───── ROWS ─────

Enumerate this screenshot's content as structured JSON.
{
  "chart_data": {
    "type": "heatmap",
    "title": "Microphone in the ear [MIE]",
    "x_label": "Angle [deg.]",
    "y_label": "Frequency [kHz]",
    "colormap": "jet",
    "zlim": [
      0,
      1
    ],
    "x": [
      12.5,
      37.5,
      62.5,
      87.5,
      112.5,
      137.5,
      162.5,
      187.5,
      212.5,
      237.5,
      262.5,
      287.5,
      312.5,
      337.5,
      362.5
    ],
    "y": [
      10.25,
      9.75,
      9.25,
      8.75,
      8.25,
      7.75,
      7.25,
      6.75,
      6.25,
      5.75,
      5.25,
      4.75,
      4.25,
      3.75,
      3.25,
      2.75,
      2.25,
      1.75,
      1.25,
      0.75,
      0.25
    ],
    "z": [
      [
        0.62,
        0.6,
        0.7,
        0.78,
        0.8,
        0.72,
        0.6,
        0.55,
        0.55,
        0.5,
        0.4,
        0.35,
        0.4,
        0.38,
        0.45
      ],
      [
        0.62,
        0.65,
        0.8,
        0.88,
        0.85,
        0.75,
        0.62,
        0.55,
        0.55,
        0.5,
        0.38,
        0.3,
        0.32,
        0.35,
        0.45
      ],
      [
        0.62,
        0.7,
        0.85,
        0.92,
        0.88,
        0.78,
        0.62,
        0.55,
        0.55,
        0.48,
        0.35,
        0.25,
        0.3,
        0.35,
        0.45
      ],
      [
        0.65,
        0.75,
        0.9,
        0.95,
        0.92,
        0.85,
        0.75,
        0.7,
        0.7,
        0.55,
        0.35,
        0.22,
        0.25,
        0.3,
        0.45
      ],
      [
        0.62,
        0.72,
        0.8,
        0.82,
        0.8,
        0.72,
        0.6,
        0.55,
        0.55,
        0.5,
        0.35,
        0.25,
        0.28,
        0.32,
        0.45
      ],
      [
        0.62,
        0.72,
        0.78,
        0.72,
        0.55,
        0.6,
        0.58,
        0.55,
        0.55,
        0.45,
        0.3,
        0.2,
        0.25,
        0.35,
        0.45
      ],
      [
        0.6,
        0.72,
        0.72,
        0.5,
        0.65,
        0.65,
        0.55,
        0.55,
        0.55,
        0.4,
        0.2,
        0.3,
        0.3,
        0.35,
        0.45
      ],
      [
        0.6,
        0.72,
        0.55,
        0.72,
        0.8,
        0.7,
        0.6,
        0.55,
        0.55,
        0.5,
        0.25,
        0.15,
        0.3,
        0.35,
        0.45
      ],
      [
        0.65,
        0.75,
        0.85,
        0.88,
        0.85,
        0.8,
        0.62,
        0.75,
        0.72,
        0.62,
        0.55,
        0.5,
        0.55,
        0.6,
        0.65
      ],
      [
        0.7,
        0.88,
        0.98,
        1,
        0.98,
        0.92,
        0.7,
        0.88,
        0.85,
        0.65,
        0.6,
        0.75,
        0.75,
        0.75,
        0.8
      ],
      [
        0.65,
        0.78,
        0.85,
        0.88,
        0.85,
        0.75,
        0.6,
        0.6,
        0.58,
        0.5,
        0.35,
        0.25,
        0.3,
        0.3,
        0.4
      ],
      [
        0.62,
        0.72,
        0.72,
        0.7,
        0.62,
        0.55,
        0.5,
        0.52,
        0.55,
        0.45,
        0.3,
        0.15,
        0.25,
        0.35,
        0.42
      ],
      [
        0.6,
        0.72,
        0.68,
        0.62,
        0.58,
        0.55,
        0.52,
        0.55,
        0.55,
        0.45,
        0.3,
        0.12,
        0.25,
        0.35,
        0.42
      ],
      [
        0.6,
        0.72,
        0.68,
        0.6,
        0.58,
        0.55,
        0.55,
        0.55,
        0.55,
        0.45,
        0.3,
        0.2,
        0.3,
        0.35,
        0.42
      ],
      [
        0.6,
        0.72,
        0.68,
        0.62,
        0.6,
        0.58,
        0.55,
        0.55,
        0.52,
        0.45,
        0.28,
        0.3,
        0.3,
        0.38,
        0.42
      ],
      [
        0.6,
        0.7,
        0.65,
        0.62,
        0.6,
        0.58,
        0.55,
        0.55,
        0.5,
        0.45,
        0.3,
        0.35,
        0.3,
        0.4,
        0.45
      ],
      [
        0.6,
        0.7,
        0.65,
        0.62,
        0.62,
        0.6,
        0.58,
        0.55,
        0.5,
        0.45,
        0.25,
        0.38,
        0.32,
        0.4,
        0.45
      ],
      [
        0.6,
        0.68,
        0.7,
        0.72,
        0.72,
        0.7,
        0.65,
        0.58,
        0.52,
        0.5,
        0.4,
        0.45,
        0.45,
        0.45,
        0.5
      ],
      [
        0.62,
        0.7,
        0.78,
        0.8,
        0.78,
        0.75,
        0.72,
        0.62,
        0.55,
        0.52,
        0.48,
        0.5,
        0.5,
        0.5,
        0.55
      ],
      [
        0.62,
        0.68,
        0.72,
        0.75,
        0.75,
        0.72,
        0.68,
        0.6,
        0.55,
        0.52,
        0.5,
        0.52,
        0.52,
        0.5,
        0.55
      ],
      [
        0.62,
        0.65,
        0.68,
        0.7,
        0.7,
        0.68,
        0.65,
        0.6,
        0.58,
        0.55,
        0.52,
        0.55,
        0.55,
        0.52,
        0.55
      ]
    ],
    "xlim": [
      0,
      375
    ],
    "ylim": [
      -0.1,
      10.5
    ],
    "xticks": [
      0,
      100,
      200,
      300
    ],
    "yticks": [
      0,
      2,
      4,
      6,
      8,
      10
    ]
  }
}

─────

*PROBLEM STATEMENT*
All the data must be duplicated exactly, with nothing added or removed.

*THE ANSWER*
Enumerate this screenshot's content as structured JSON.
{
  "chart_data": {
    "type": "heatmap",
    "title": "Microphone in the ear [MIE]",
    "x_label": "Angle [deg.]",
    "y_label": "Frequency [kHz]",
    "colormap": "jet",
    "zlim": [
      0,
      1
    ],
    "x": [
      12.5,
      37.5,
      62.5,
      87.5,
      112.5,
      137.5,
      162.5,
      187.5,
      212.5,
      237.5,
      262.5,
      287.5,
      312.5,
      337.5,
      362.5
    ],
    "y": [
      10.25,
      9.75,
      9.25,
      8.75,
      8.25,
      7.75,
      7.25,
      6.75,
      6.25,
      5.75,
      5.25,
      4.75,
      4.25,
      3.75,
      3.25,
      2.75,
      2.25,
      1.75,
      1.25,
      0.75,
      0.25
    ],
    "z": [
      [
        0.62,
        0.6,
        0.7,
        0.78,
        0.8,
        0.72,
        0.6,
        0.55,
        0.55,
        0.5,
        0.4,
        0.35,
        0.4,
        0.38,
        0.45
      ],
      [
        0.62,
        0.65,
        0.8,
        0.88,
        0.85,
        0.75,
        0.62,
        0.55,
        0.55,
        0.5,
        0.38,
        0.3,
        0.32,
        0.35,
        0.45
      ],
      [
        0.62,
        0.7,
        0.85,
        0.92,
        0.88,
        0.78,
        0.62,
        0.55,
        0.55,
        0.48,
        0.35,
        0.25,
        0.3,
        0.35,
        0.45
      ],
      [
        0.65,
        0.75,
        0.9,
        0.95,
        0.92,
        0.85,
        0.75,
        0.7,
        0.7,
        0.55,
        0.35,
        0.22,
        0.25,
        0.3,
        0.45
      ],
      [
        0.62,
        0.72,
        0.8,
        0.82,
        0.8,
        0.72,
        0.6,
        0.55,
        0.55,
        0.5,
        0.35,
        0.25,
        0.28,
        0.32,
        0.45
      ],
      [
        0.62,
        0.72,
        0.78,
        0.72,
        0.55,
        0.6,
        0.58,
        0.55,
        0.55,
        0.45,
        0.3,
        0.2,
        0.25,
        0.35,
        0.45
      ],
      [
        0.6,
        0.72,
        0.72,
        0.5,
        0.65,
        0.65,
        0.55,
        0.55,
        0.55,
        0.4,
        0.2,
        0.3,
        0.3,
        0.35,
        0.45
      ],
      [
        0.6,
        0.72,
        0.55,
        0.72,
        0.8,
        0.7,
        0.6,
        0.55,
        0.55,
        0.5,
        0.25,
        0.15,
        0.3,
        0.35,
        0.45
      ],
      [
        0.65,
        0.75,
        0.85,
        0.88,
        0.85,
        0.8,
        0.62,
        0.75,
        0.72,
        0.62,
        0.55,
        0.5,
        0.55,
        0.6,
        0.65
      ],
      [
        0.7,
        0.88,
        0.98,
        1,
        0.98,
        0.92,
        0.7,
        0.88,
        0.85,
        0.65,
        0.6,
        0.75,
        0.75,
        0.75,
        0.8
      ],
      [
        0.65,
        0.78,
        0.85,
        0.88,
        0.85,
        0.75,
        0.6,
        0.6,
        0.58,
        0.5,
        0.35,
        0.25,
        0.3,
        0.3,
        0.4
      ],
      [
        0.62,
        0.72,
        0.72,
        0.7,
        0.62,
        0.55,
        0.5,
        0.52,
        0.55,
        0.45,
        0.3,
        0.15,
        0.25,
        0.35,
        0.42
      ],
      [
        0.6,
        0.72,
        0.68,
        0.62,
        0.58,
        0.55,
        0.52,
        0.55,
        0.55,
        0.45,
        0.3,
        0.12,
        0.25,
        0.35,
        0.42
      ],
      [
        0.6,
        0.72,
        0.68,
        0.6,
        0.58,
        0.55,
        0.55,
        0.55,
        0.55,
        0.45,
        0.3,
        0.2,
        0.3,
        0.35,
        0.42
      ],
      [
        0.6,
        0.72,
        0.68,
        0.62,
        0.6,
        0.58,
        0.55,
        0.55,
        0.52,
        0.45,
        0.28,
        0.3,
        0.3,
        0.38,
        0.42
      ],
      [
        0.6,
        0.7,
        0.65,
        0.62,
        0.6,
        0.58,
        0.55,
        0.55,
        0.5,
        0.45,
        0.3,
        0.35,
        0.3,
        0.4,
        0.45
      ],
      [
        0.6,
        0.7,
        0.65,
        0.62,
        0.62,
        0.6,
        0.58,
        0.55,
        0.5,
        0.45,
        0.25,
        0.38,
        0.32,
        0.4,
        0.45
      ],
      [
        0.6,
        0.68,
        0.7,
        0.72,
        0.72,
        0.7,
        0.65,
        0.58,
        0.52,
        0.5,
        0.4,
        0.45,
        0.45,
        0.45,
        0.5
      ],
      [
        0.62,
        0.7,
        0.78,
        0.8,
        0.78,
        0.75,
        0.72,
        0.62,
        0.55,
        0.52,
        0.48,
        0.5,
        0.5,
        0.5,
        0.55
      ],
      [
        0.62,
        0.68,
        0.72,
        0.75,
        0.75,
        0.72,
        0.68,
        0.6,
        0.55,
        0.52,
        0.5,
        0.52,
        0.52,
        0.5,
        0.55
      ],
      [
        0.62,
        0.65,
        0.68,
        0.7,
        0.7,
        0.68,
        0.65,
        0.6,
        0.58,
        0.55,
        0.52,
        0.55,
        0.55,
        0.52,
        0.55
      ]
    ],
    "xlim": [
      0,
      375
    ],
    "ylim": [
      -0.1,
      10.5
    ],
    "xticks": [
      0,
      100,
      200,
      300
    ],
    "yticks": [
      0,
      2,
      4,
      6,
      8,
      10
    ]
  }
}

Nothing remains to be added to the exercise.